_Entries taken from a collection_
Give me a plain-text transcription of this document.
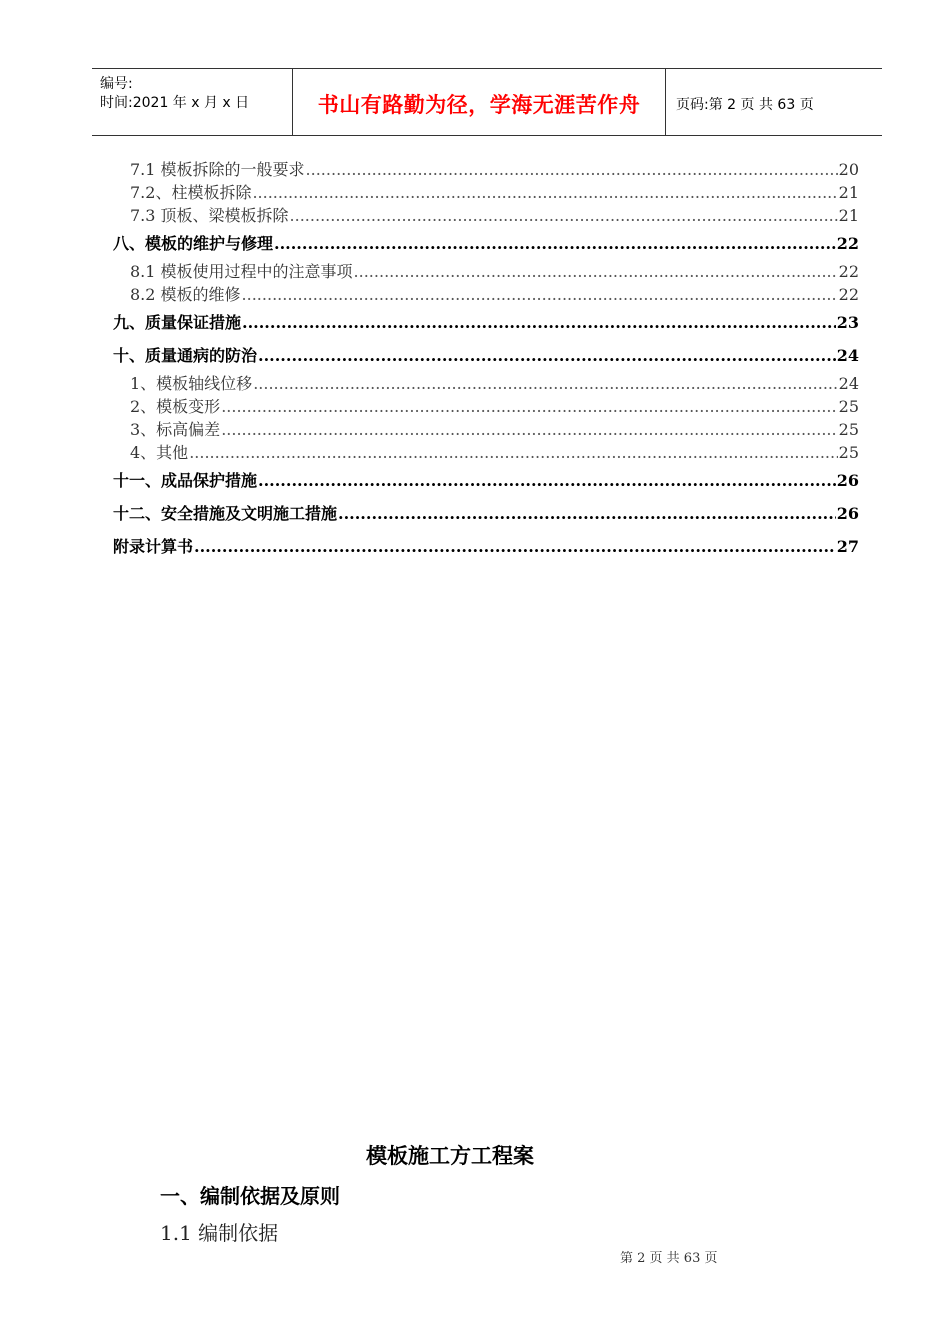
编号:
时间:2021 年 x 月 x 日	书山有路勤为径，学海无涯苦作舟	页码:第 2 页 共 63 页
7.1 模板拆除的一般要求 .....	20
7.2、柱模板拆除 .....	21
7.3 顶板、梁模板拆除 .....	21
八、模板的维护与修理 .....	22
8.1 模板使用过程中的注意事项 .....	22
8.2 模板的维修 .....	22
九、质量保证措施 .....	23
十、质量通病的防治 .....	24
1、模板轴线位移 .....	24
2、模板变形 .....	25
3、标高偏差 .....	25
4、其他 .....	25
十一、成品保护措施 .....	26
十二、安全措施及文明施工措施 .....	26
附录计算书 .....	27
模板施工方工程案
一、编制依据及原则
1.1 编制依据
第 2 页 共 63 页
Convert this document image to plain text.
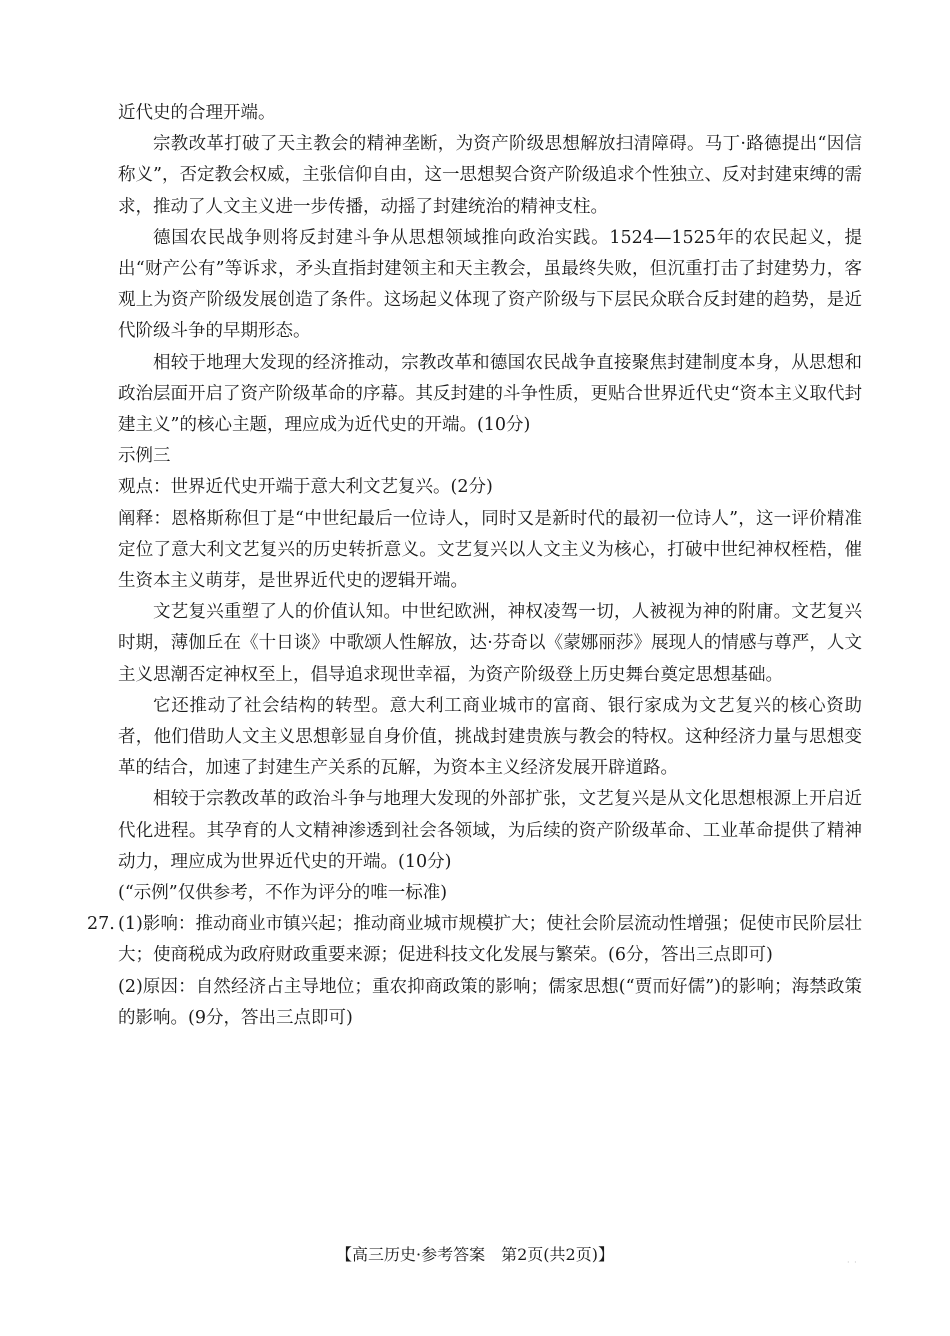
近代史的合理开端。

宗教改革打破了天主教会的精神垄断，为资产阶级思想解放扫清障碍。马丁·路德提出“因信称义”，否定教会权威，主张信仰自由，这一思想契合资产阶级追求个性独立、反对封建束缚的需求，推动了人文主义进一步传播，动摇了封建统治的精神支柱。

德国农民战争则将反封建斗争从思想领域推向政治实践。1524—1525年的农民起义，提出“财产公有”等诉求，矛头直指封建领主和天主教会，虽最终失败，但沉重打击了封建势力，客观上为资产阶级发展创造了条件。这场起义体现了资产阶级与下层民众联合反封建的趋势，是近代阶级斗争的早期形态。

相较于地理大发现的经济推动，宗教改革和德国农民战争直接聚焦封建制度本身，从思想和政治层面开启了资产阶级革命的序幕。其反封建的斗争性质，更贴合世界近代史“资本主义取代封建主义”的核心主题，理应成为近代史的开端。(10分)

示例三

观点：世界近代史开端于意大利文艺复兴。(2分)

阐释：恩格斯称但丁是“中世纪最后一位诗人，同时又是新时代的最初一位诗人”，这一评价精准定位了意大利文艺复兴的历史转折意义。文艺复兴以人文主义为核心，打破中世纪神权桎梏，催生资本主义萌芽，是世界近代史的逻辑开端。

文艺复兴重塑了人的价值认知。中世纪欧洲，神权凌驾一切，人被视为神的附庸。文艺复兴时期，薄伽丘在《十日谈》中歌颂人性解放，达·芬奇以《蒙娜丽莎》展现人的情感与尊严，人文主义思潮否定神权至上，倡导追求现世幸福，为资产阶级登上历史舞台奠定思想基础。

它还推动了社会结构的转型。意大利工商业城市的富商、银行家成为文艺复兴的核心资助者，他们借助人文主义思想彰显自身价值，挑战封建贵族与教会的特权。这种经济力量与思想变革的结合，加速了封建生产关系的瓦解，为资本主义经济发展开辟道路。

相较于宗教改革的政治斗争与地理大发现的外部扩张，文艺复兴是从文化思想根源上开启近代化进程。其孕育的人文精神渗透到社会各领域，为后续的资产阶级革命、工业革命提供了精神动力，理应成为世界近代史的开端。(10分)

(“示例”仅供参考，不作为评分的唯一标准)

27. (1)影响：推动商业市镇兴起；推动商业城市规模扩大；使社会阶层流动性增强；促使市民阶层壮大；使商税成为政府财政重要来源；促进科技文化发展与繁荣。(6分，答出三点即可)

(2)原因：自然经济占主导地位；重农抑商政策的影响；儒家思想(“贾而好儒”)的影响；海禁政策的影响。(9分，答出三点即可)

【高三历史·参考答案　第2页(共2页)】	· ·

_WORK REQUIRED_
Transcribe all of the material exactly, leaving out whatever pictures it contains.

_WRITTEN RESPONSE_
Give me a plain-text transcription of this document.
编号:
时间:2021 年 x 月 x 日	书山有路勤为径，学海无涯苦作舟	页码:第 2 页 共 63 页
7.1 模板拆除的一般要求 .....	20
7.2、柱模板拆除 .....	21
7.3 顶板、梁模板拆除 .....	21
八、模板的维护与修理 .....	22
8.1 模板使用过程中的注意事项 .....	22
8.2 模板的维修 .....	22
九、质量保证措施 .....	23
十、质量通病的防治 .....	24
1、模板轴线位移 .....	24
2、模板变形 .....	25
3、标高偏差 .....	25
4、其他 .....	25
十一、成品保护措施 .....	26
十二、安全措施及文明施工措施 .....	26
附录计算书 .....	27
模板施工方工程案
一、编制依据及原则
1.1 编制依据
第 2 页 共 63 页
Convert this document image to plain text.
近代史的合理开端。

宗教改革打破了天主教会的精神垄断，为资产阶级思想解放扫清障碍。马丁·路德提出“因信称义”，否定教会权威，主张信仰自由，这一思想契合资产阶级追求个性独立、反对封建束缚的需求，推动了人文主义进一步传播，动摇了封建统治的精神支柱。

德国农民战争则将反封建斗争从思想领域推向政治实践。1524—1525年的农民起义，提出“财产公有”等诉求，矛头直指封建领主和天主教会，虽最终失败，但沉重打击了封建势力，客观上为资产阶级发展创造了条件。这场起义体现了资产阶级与下层民众联合反封建的趋势，是近代阶级斗争的早期形态。

相较于地理大发现的经济推动，宗教改革和德国农民战争直接聚焦封建制度本身，从思想和政治层面开启了资产阶级革命的序幕。其反封建的斗争性质，更贴合世界近代史“资本主义取代封建主义”的核心主题，理应成为近代史的开端。(10分)

示例三

观点：世界近代史开端于意大利文艺复兴。(2分)

阐释：恩格斯称但丁是“中世纪最后一位诗人，同时又是新时代的最初一位诗人”，这一评价精准定位了意大利文艺复兴的历史转折意义。文艺复兴以人文主义为核心，打破中世纪神权桎梏，催生资本主义萌芽，是世界近代史的逻辑开端。

文艺复兴重塑了人的价值认知。中世纪欧洲，神权凌驾一切，人被视为神的附庸。文艺复兴时期，薄伽丘在《十日谈》中歌颂人性解放，达·芬奇以《蒙娜丽莎》展现人的情感与尊严，人文主义思潮否定神权至上，倡导追求现世幸福，为资产阶级登上历史舞台奠定思想基础。

它还推动了社会结构的转型。意大利工商业城市的富商、银行家成为文艺复兴的核心资助者，他们借助人文主义思想彰显自身价值，挑战封建贵族与教会的特权。这种经济力量与思想变革的结合，加速了封建生产关系的瓦解，为资本主义经济发展开辟道路。

相较于宗教改革的政治斗争与地理大发现的外部扩张，文艺复兴是从文化思想根源上开启近代化进程。其孕育的人文精神渗透到社会各领域，为后续的资产阶级革命、工业革命提供了精神动力，理应成为世界近代史的开端。(10分)

(“示例”仅供参考，不作为评分的唯一标准)

27. (1)影响：推动商业市镇兴起；推动商业城市规模扩大；使社会阶层流动性增强；促使市民阶层壮大；使商税成为政府财政重要来源；促进科技文化发展与繁荣。(6分，答出三点即可)

(2)原因：自然经济占主导地位；重农抑商政策的影响；儒家思想(“贾而好儒”)的影响；海禁政策的影响。(9分，答出三点即可)

【高三历史·参考答案　第2页(共2页)】	· ·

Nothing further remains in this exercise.